━━ Text segment

But later on, several provisions came about, that made Bigamy an offense. These were mostly personal laws. Bombay Prevention of Hindu Bigamous Marriage Act[7] and the Madras (Bombay Prevention and Divorce) Act[8], were passed in order to ensure that men who committed the act of bigamy, would be punished as under this section, in Bombay and Madras, respectively. Parsi Marriage and Divorce Act[9], which is specifically meant for the Parsis in India, also strictly prohibited polygamy and made it punishable.

The Special Marriage Act[10] and its amended provisions of 1923, also brought about laws that prohibited bigamy, just as far as the marriage was solemnized as per the provisions and conditions of the Act. The Hindu Marriage Act, 1955, taking its inspiration and thought from the Manusmriti, makes monogamy the rule for all Hindus, Buddhists, Jains, and Sikhs. If a Hindu man marries another woman when his first wife exists, it shall attract Section 494[11], as per the Act, in order to determine the punishment.

━━━━

Your task:
Continue the passage on Indian bigamy laws, picking up after its final sentence.

━━ Record list

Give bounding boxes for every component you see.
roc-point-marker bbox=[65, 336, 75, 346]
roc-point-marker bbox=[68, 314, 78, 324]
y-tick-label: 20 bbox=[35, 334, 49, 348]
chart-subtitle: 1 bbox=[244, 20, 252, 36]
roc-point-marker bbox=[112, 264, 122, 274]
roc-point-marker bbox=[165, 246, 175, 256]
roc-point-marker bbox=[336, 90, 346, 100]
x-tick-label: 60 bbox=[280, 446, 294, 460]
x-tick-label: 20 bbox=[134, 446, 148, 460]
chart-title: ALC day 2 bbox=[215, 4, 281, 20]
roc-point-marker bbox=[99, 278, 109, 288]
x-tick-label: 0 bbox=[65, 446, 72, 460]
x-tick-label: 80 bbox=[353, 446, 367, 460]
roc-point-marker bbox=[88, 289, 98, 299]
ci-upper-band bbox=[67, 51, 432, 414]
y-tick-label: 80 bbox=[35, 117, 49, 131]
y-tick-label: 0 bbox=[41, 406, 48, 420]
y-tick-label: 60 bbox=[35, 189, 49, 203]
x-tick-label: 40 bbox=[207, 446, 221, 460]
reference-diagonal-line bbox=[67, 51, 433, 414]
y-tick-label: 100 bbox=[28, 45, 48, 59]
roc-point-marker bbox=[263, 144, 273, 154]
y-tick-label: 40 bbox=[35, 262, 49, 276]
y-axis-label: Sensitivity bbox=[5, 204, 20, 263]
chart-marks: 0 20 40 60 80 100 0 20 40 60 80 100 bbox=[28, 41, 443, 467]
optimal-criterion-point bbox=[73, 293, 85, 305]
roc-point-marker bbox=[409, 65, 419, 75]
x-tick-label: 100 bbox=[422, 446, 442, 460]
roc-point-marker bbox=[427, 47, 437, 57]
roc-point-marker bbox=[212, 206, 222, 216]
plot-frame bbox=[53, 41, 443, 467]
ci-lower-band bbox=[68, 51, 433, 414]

━━━━

Result:
But unfortunately, Muslim laws though they do not recognize Polyandry, do allow Polygamy as per their personal laws. The Shariat Act[12] refers to the Sharia law as the law of the land for the Muslims. Muslims are governed by whatever is specified in the Quran, which states that a man can marry up to four women at the same time, only if he can take care of them. Therefore, currently, all religions and their personal laws, except Islam, prohibit bigamy.

Grounds Available For Divorce

Apart from bigamy being ground for divorce, there are a few grounds that can be resorted to, in order to file for a divorce.
They are:
Under Hindu Law: Section 13 of the Hindu Marriage Act, 1955 discusses the grounds available to Hindus for divorce.
They are:
  1. Adultery: Section 13(1)(i) – If either of the spouses engages in sexual intercourse with a man or a woman outside of their marriage i.e. with someone who is not their spouse, it shall be a ground for divorce for the other spouse.
  2. Cruelty: Section 13(1) (Ia) – If either one of the spouses treats the other with cruelty, both physical and mental, it would serve as a ground for divorce. Physical cruelty includes beating or causing any bodily injury, while mental cruelty includes any sort of mental torture that eventually affects the health of a person.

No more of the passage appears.